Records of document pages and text

....

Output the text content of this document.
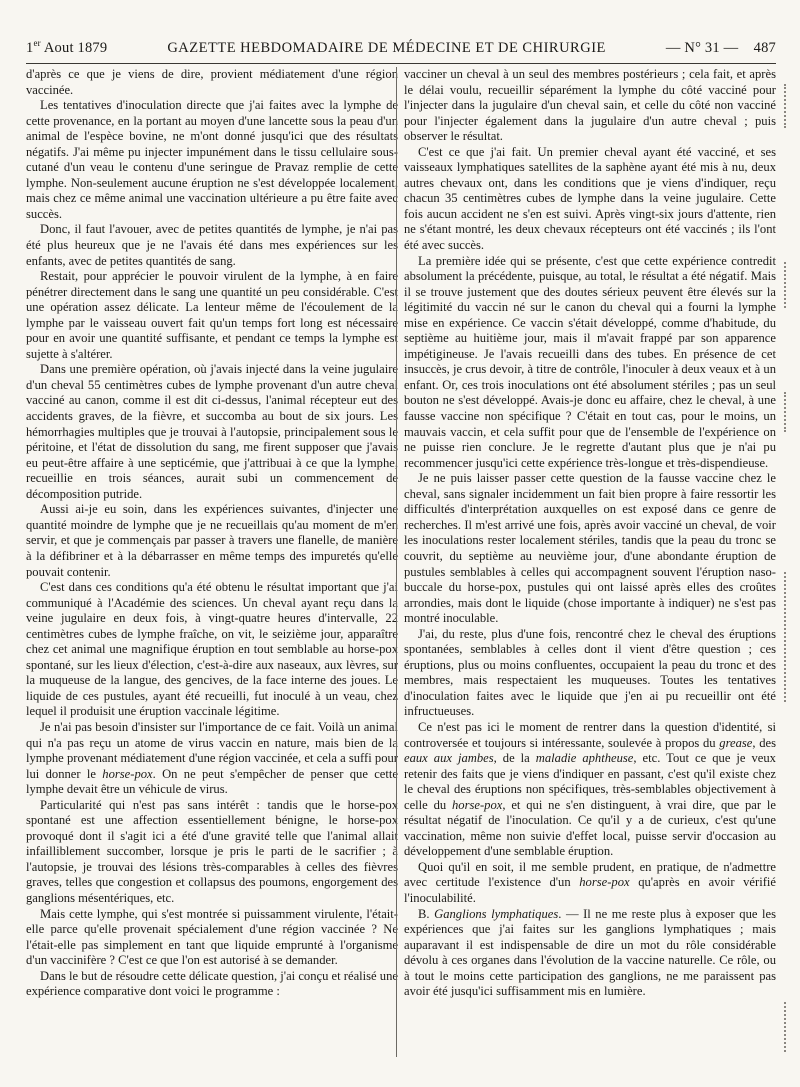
1er Aout 1879	GAZETTE HEBDOMADAIRE DE MÉDECINE ET DE CHIRURGIE	— N° 31 — 487

d'après ce que je viens de dire, provient médiatement d'une région vaccinée.

Les tentatives d'inoculation directe que j'ai faites avec la lymphe de cette provenance, en la portant au moyen d'une lancette sous la peau d'un animal de l'espèce bovine, ne m'ont donné jusqu'ici que des résultats négatifs. J'ai même pu injecter impunément dans le tissu cellulaire sous-cutané d'un veau le contenu d'une seringue de Pravaz remplie de cette lymphe. Non-seulement aucune éruption ne s'est développée localement, mais chez ce même animal une vaccination ultérieure a pu être faite avec succès.

Donc, il faut l'avouer, avec de petites quantités de lymphe, je n'ai pas été plus heureux que je ne l'avais été dans mes expériences sur les enfants, avec de petites quantités de sang.

Restait, pour apprécier le pouvoir virulent de la lymphe, à en faire pénétrer directement dans le sang une quantité un peu considérable. C'est une opération assez délicate. La lenteur même de l'écoulement de la lymphe par le vaisseau ouvert fait qu'un temps fort long est nécessaire pour en avoir une quantité suffisante, et pendant ce temps la lymphe est sujette à s'altérer.

Dans une première opération, où j'avais injecté dans la veine jugulaire d'un cheval 55 centimètres cubes de lymphe provenant d'un autre cheval vacciné au canon, comme il est dit ci-dessus, l'animal récepteur eut des accidents graves, de la fièvre, et succomba au bout de six jours. Les hémorrhagies multiples que je trouvai à l'autopsie, principalement sous le péritoine, et l'état de dissolution du sang, me firent supposer que j'avais eu peut-être affaire à une septicémie, que j'attribuai à ce que la lymphe, recueillie en trois séances, aurait subi un commencement de décomposition putride.

Aussi ai-je eu soin, dans les expériences suivantes, d'injecter une quantité moindre de lymphe que je ne recueillais qu'au moment de m'en servir, et que je commençais par passer à travers une flanelle, de manière à la défibriner et à la débarrasser en même temps des impuretés qu'elle pouvait contenir.

C'est dans ces conditions qu'a été obtenu le résultat important que j'ai communiqué à l'Académie des sciences. Un cheval ayant reçu dans la veine jugulaire en deux fois, à vingt-quatre heures d'intervalle, 22 centimètres cubes de lymphe fraîche, on vit, le seizième jour, apparaître chez cet animal une magnifique éruption en tout semblable au horse-pox spontané, sur les lieux d'élection, c'est-à-dire aux naseaux, aux lèvres, sur la muqueuse de la langue, des gencives, de la face interne des joues. Le liquide de ces pustules, ayant été recueilli, fut inoculé à un veau, chez lequel il produisit une éruption vaccinale légitime.

Je n'ai pas besoin d'insister sur l'importance de ce fait. Voilà un animal qui n'a pas reçu un atome de virus vaccin en nature, mais bien de la lymphe provenant médiatement d'une région vaccinée, et cela a suffi pour lui donner le horse-pox. On ne peut s'empêcher de penser que cette lymphe devait être un véhicule de virus.

Particularité qui n'est pas sans intérêt : tandis que le horse-pox spontané est une affection essentiellement bénigne, le horse-pox provoqué dont il s'agit ici a été d'une gravité telle que l'animal allait infailliblement succomber, lorsque je pris le parti de le sacrifier ; à l'autopsie, je trouvai des lésions très-comparables à celles des fièvres graves, telles que congestion et collapsus des poumons, engorgement des ganglions mésentériques, etc.

Mais cette lymphe, qui s'est montrée si puissamment virulente, l'était-elle parce qu'elle provenait spécialement d'une région vaccinée ? Ne l'était-elle pas simplement en tant que liquide emprunté à l'organisme d'un vaccinifère ? C'est ce que l'on est autorisé à se demander.

Dans le but de résoudre cette délicate question, j'ai conçu et réalisé une expérience comparative dont voici le programme :

vacciner un cheval à un seul des membres postérieurs ; cela fait, et après le délai voulu, recueillir séparément la lymphe du côté vacciné pour l'injecter dans la jugulaire d'un cheval sain, et celle du côté non vacciné pour l'injecter également dans la jugulaire d'un autre cheval ; puis observer le résultat.

C'est ce que j'ai fait. Un premier cheval ayant été vacciné, et ses vaisseaux lymphatiques satellites de la saphène ayant été mis à nu, deux autres chevaux ont, dans les conditions que je viens d'indiquer, reçu chacun 35 centimètres cubes de lymphe dans la veine jugulaire. Cette fois aucun accident ne s'en est suivi. Après vingt-six jours d'attente, rien ne s'étant montré, les deux chevaux récepteurs ont été vaccinés ; ils l'ont été avec succès.

La première idée qui se présente, c'est que cette expérience contredit absolument la précédente, puisque, au total, le résultat a été négatif. Mais il se trouve justement que des doutes sérieux peuvent être élevés sur la légitimité du vaccin né sur le canon du cheval qui a fourni la lymphe mise en expérience. Ce vaccin s'était développé, comme d'habitude, du septième au huitième jour, mais il m'avait frappé par son apparence impétigineuse. Je l'avais recueilli dans des tubes. En présence de cet insuccès, je crus devoir, à titre de contrôle, l'inoculer à deux veaux et à un enfant. Or, ces trois inoculations ont été absolument stériles ; pas un seul bouton ne s'est développé. Avais-je donc eu affaire, chez le cheval, à une fausse vaccine non spécifique ? C'était en tout cas, pour le moins, un mauvais vaccin, et cela suffit pour que de l'ensemble de l'expérience on ne puisse rien conclure. Je le regrette d'autant plus que je n'ai pu recommencer jusqu'ici cette expérience très-longue et très-dispendieuse.

Je ne puis laisser passer cette question de la fausse vaccine chez le cheval, sans signaler incidemment un fait bien propre à faire ressortir les difficultés d'interprétation auxquelles on est exposé dans ce genre de recherches. Il m'est arrivé une fois, après avoir vacciné un cheval, de voir les inoculations rester localement stériles, tandis que la peau du tronc se couvrit, du septième au neuvième jour, d'une abondante éruption de pustules semblables à celles qui accompagnent souvent l'éruption naso-buccale du horse-pox, pustules qui ont laissé après elles des croûtes arrondies, mais dont le liquide (chose importante à indiquer) ne s'est pas montré inoculable.

J'ai, du reste, plus d'une fois, rencontré chez le cheval des éruptions spontanées, semblables à celles dont il vient d'être question ; ces éruptions, plus ou moins confluentes, occupaient la peau du tronc et des membres, mais respectaient les muqueuses. Toutes les tentatives d'inoculation faites avec le liquide que j'en ai pu recueillir ont été infructueuses.

Ce n'est pas ici le moment de rentrer dans la question d'identité, si controversée et toujours si intéressante, soulevée à propos du grease, des eaux aux jambes, de la maladie aphtheuse, etc. Tout ce que je veux retenir des faits que je viens d'indiquer en passant, c'est qu'il existe chez le cheval des éruptions non spécifiques, très-semblables objectivement à celle du horse-pox, et qui ne s'en distinguent, à vrai dire, que par le résultat négatif de l'inoculation. Ce qu'il y a de curieux, c'est qu'une vaccination, même non suivie d'effet local, puisse servir d'occasion au développement d'une semblable éruption.

Quoi qu'il en soit, il me semble prudent, en pratique, de n'admettre avec certitude l'existence d'un horse-pox qu'après en avoir vérifié l'inoculabilité.

B. Ganglions lymphatiques. — Il ne me reste plus à exposer que les expériences que j'ai faites sur les ganglions lymphatiques ; mais auparavant il est indispensable de dire un mot du rôle considérable dévolu à ces organes dans l'évolution de la vaccine naturelle. Ce rôle, ou à tout le moins cette participation des ganglions, ne me paraissent pas avoir été jusqu'ici suffisamment mis en lumière.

....

_Task_
Every line above in which the word "vaccinée" occurs needs to be copied.

_Solution to this exercise_
d'après ce que je viens de dire, provient médiatement d'une région vaccinée.
Je n'ai pas besoin d'insister sur l'importance de ce fait. Voilà un animal qui n'a pas reçu un atome de virus vaccin en nature, mais bien de la lymphe provenant médiatement d'une région vaccinée, et cela a suffi pour lui donner le horse-pox. On ne peut s'empêcher de penser que cette lymphe devait être un véhicule de virus.
Mais cette lymphe, qui s'est montrée si puissamment virulente, l'était-elle parce qu'elle provenait spécialement d'une région vaccinée ? Ne l'était-elle pas simplement en tant que liquide emprunté à l'organisme d'un vaccinifère ? C'est ce que l'on est autorisé à se demander.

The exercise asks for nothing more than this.